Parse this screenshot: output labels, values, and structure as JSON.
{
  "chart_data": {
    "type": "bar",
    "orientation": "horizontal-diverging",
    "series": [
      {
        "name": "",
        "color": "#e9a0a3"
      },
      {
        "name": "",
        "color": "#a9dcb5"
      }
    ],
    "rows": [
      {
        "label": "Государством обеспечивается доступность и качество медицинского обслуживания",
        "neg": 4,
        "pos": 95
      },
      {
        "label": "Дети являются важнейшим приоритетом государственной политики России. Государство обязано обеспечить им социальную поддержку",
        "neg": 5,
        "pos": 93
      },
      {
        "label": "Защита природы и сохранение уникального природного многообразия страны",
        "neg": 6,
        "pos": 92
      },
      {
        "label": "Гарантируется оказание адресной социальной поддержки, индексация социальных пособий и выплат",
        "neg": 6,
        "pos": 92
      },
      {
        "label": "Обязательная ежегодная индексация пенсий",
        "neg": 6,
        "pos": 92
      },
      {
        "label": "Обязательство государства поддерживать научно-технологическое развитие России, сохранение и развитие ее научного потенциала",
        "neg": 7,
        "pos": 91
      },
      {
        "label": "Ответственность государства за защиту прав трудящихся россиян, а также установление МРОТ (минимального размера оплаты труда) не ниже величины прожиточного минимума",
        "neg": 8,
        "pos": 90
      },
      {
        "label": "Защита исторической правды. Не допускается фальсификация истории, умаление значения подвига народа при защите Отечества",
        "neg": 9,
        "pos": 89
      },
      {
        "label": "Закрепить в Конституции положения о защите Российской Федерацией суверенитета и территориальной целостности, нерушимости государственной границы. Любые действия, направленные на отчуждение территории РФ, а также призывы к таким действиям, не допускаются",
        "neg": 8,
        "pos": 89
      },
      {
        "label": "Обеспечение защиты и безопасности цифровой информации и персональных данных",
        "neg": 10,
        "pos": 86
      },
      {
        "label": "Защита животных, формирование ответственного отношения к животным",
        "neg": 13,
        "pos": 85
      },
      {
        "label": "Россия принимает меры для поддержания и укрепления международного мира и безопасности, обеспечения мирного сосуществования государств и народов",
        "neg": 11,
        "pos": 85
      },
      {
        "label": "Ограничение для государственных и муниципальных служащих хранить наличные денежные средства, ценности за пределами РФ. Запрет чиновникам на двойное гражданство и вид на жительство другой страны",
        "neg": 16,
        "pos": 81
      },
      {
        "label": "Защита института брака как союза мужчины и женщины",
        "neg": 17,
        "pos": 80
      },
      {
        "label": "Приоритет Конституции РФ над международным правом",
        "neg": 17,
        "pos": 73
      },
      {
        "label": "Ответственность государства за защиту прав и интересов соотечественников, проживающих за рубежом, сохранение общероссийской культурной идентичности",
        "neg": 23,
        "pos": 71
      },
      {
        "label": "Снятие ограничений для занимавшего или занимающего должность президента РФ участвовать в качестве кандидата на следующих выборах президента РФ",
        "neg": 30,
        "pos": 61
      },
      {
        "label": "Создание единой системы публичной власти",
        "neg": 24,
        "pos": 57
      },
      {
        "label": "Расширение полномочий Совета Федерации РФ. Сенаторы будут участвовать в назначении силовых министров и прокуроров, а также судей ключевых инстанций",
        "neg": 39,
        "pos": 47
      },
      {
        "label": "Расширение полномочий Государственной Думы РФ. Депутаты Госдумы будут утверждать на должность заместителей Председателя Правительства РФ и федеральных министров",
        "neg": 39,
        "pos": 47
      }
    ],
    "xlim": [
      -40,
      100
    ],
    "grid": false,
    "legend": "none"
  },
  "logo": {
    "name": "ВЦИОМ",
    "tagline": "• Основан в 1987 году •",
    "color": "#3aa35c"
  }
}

---*---

SHORT EXERCISE> Scan the listing above and copy all lines containing the word "государства".

ANSWER IN FULL>
        "label": "Обязательство государства поддерживать научно-технологическое развитие России, сохранение и развитие ее научного потенциала",
        "label": "Ответственность государства за защиту прав трудящихся россиян, а также установление МРОТ (минимального размера оплаты труда) не ниже величины прожиточного минимума",
        "label": "Ответственность государства за защиту прав и интересов соотечественников, проживающих за рубежом, сохранение общероссийской культурной идентичности",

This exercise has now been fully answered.